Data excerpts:
** BEGIN **
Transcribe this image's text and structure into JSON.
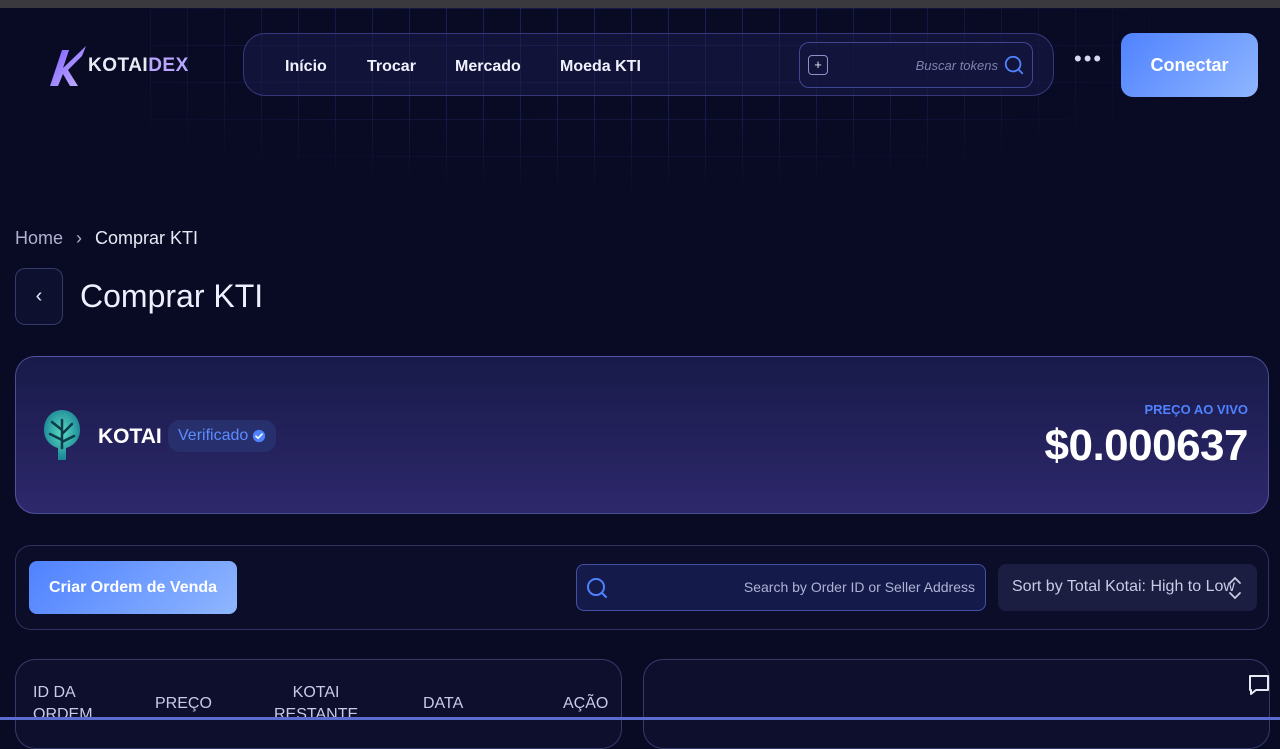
{
  "header": {
    "logo": {
      "brand": "KOTAI",
      "suffix": "DEX"
    },
    "nav": [
      "Início",
      "Trocar",
      "Mercado",
      "Moeda KTI"
    ],
    "search": {
      "placeholder": "Buscar tokens",
      "add_label": "+"
    },
    "more_label": "•••",
    "connect_label": "Conectar"
  },
  "breadcrumb": {
    "home": "Home",
    "separator": "›",
    "current": "Comprar KTI"
  },
  "page": {
    "back_label": "‹",
    "title": "Comprar KTI"
  },
  "token": {
    "name": "KOTAI",
    "badge": "Verificado",
    "live_label": "PREÇO AO VIVO",
    "price": "$0.000637"
  },
  "actions": {
    "create_sell_order": "Criar Ordem de Venda",
    "search_placeholder": "Search by Order ID or Seller Address",
    "sort_label": "Sort by Total Kotai: High to Low"
  },
  "table": {
    "columns": [
      {
        "line1": "ID DA",
        "line2": "ORDEM"
      },
      {
        "line1": "PREÇO",
        "line2": ""
      },
      {
        "line1": "KOTAI",
        "line2": "RESTANTE"
      },
      {
        "line1": "DATA",
        "line2": ""
      },
      {
        "line1": "AÇÃO",
        "line2": ""
      }
    ]
  },
  "colors": {
    "accent": "#4f82ff",
    "background": "#090a24",
    "text": "#e8eaf6"
  }
}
** END **
■ **Exercise requirements**
Every record above should be written out again exactly; the pictures stay out of the copy.

■ **Task output**
Transcribe this image's text and structure into JSON.
{
  "header": {
    "logo": {
      "brand": "KOTAI",
      "suffix": "DEX"
    },
    "nav": [
      "Início",
      "Trocar",
      "Mercado",
      "Moeda KTI"
    ],
    "search": {
      "placeholder": "Buscar tokens",
      "add_label": "+"
    },
    "more_label": "•••",
    "connect_label": "Conectar"
  },
  "breadcrumb": {
    "home": "Home",
    "separator": "›",
    "current": "Comprar KTI"
  },
  "page": {
    "back_label": "‹",
    "title": "Comprar KTI"
  },
  "token": {
    "name": "KOTAI",
    "badge": "Verificado",
    "live_label": "PREÇO AO VIVO",
    "price": "$0.000637"
  },
  "actions": {
    "create_sell_order": "Criar Ordem de Venda",
    "search_placeholder": "Search by Order ID or Seller Address",
    "sort_label": "Sort by Total Kotai: High to Low"
  },
  "table": {
    "columns": [
      {
        "line1": "ID DA",
        "line2": "ORDEM"
      },
      {
        "line1": "PREÇO",
        "line2": ""
      },
      {
        "line1": "KOTAI",
        "line2": "RESTANTE"
      },
      {
        "line1": "DATA",
        "line2": ""
      },
      {
        "line1": "AÇÃO",
        "line2": ""
      }
    ]
  },
  "colors": {
    "accent": "#4f82ff",
    "background": "#090a24",
    "text": "#e8eaf6"
  }
}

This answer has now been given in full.